== DATA FOR THIS EXERCISE ==
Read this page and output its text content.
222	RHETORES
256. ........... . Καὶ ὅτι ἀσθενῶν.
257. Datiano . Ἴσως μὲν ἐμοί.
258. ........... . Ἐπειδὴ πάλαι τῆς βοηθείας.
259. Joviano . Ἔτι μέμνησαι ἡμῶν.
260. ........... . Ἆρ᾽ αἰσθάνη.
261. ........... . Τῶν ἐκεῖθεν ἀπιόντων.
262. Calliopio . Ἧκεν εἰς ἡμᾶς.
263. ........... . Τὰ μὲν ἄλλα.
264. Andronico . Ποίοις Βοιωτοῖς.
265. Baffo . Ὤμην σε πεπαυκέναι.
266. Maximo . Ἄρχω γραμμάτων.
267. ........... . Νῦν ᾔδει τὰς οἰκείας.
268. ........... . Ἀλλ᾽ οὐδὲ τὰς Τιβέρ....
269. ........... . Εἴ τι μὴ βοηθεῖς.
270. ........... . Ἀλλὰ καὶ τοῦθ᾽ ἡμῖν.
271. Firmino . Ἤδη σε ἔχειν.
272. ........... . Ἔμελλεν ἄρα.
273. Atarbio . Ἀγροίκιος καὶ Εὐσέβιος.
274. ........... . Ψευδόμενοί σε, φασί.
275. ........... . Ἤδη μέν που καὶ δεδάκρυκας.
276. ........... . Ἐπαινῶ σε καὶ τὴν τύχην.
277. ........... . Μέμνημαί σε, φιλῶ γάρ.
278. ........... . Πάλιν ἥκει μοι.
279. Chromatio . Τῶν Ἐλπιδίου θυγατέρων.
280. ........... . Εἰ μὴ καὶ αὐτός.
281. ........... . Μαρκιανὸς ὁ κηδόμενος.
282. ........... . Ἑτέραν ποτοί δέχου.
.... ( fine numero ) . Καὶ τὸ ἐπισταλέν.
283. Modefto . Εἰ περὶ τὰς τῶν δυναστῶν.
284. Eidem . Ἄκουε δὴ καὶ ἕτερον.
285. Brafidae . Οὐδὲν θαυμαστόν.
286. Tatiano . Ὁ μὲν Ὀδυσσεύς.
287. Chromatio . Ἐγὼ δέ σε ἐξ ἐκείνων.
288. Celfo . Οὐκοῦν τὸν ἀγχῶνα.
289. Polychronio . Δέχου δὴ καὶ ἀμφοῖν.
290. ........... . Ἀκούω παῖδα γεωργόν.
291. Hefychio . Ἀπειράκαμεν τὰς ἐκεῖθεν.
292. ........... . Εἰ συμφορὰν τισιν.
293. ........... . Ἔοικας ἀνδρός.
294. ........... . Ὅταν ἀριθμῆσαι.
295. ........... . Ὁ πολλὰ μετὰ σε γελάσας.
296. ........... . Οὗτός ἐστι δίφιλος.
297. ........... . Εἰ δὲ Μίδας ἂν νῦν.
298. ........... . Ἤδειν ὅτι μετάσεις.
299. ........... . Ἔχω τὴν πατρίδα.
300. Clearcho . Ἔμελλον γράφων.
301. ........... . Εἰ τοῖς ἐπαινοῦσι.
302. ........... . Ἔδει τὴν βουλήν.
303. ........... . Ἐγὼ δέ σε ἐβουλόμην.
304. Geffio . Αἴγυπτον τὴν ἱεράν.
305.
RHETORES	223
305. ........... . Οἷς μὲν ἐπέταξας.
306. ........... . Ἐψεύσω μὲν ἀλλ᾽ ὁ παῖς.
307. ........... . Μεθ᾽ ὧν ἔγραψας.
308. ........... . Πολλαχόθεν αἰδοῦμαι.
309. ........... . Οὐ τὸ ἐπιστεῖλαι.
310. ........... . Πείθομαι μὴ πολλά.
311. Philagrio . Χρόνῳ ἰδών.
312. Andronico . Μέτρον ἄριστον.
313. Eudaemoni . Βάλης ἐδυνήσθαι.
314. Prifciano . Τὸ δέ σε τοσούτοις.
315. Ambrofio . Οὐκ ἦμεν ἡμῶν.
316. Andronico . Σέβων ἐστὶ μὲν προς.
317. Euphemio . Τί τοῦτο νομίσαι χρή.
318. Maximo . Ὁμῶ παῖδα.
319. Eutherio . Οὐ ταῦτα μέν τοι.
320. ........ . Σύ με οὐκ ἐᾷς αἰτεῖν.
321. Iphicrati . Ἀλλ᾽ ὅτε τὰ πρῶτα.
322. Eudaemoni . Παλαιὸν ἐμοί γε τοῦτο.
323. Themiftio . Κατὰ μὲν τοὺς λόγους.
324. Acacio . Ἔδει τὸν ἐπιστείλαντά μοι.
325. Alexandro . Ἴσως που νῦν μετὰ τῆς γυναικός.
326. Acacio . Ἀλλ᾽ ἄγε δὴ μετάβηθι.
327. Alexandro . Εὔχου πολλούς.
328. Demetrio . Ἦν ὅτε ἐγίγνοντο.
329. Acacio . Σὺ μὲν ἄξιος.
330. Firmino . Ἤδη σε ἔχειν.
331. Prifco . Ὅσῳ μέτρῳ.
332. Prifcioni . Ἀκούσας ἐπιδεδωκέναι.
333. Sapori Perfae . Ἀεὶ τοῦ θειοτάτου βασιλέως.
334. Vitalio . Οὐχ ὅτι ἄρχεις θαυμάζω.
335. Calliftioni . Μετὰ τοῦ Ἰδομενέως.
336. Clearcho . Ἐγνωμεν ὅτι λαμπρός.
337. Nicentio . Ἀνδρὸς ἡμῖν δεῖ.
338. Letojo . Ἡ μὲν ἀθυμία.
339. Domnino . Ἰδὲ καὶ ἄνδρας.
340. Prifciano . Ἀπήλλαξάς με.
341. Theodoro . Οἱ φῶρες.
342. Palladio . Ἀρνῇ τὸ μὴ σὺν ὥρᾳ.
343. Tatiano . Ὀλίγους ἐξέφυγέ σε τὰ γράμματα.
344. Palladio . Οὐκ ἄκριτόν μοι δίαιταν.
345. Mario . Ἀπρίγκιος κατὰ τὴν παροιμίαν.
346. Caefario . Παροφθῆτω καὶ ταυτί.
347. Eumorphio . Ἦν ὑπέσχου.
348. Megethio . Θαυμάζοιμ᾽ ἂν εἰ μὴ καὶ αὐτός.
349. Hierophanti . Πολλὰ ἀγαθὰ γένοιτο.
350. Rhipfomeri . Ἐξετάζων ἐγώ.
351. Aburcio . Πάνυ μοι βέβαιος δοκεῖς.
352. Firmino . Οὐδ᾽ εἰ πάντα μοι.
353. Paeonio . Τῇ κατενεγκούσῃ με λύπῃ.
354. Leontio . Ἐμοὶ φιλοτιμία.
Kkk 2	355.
===
*GIVEN INSTRUCTION*:
Show every line that contains the word "τοῦτο".

*TASK SOLUTION*:
317. Euphemio . Τί τοῦτο νομίσαι χρή.
322. Eudaemoni . Παλαιὸν ἐμοί γε τοῦτο.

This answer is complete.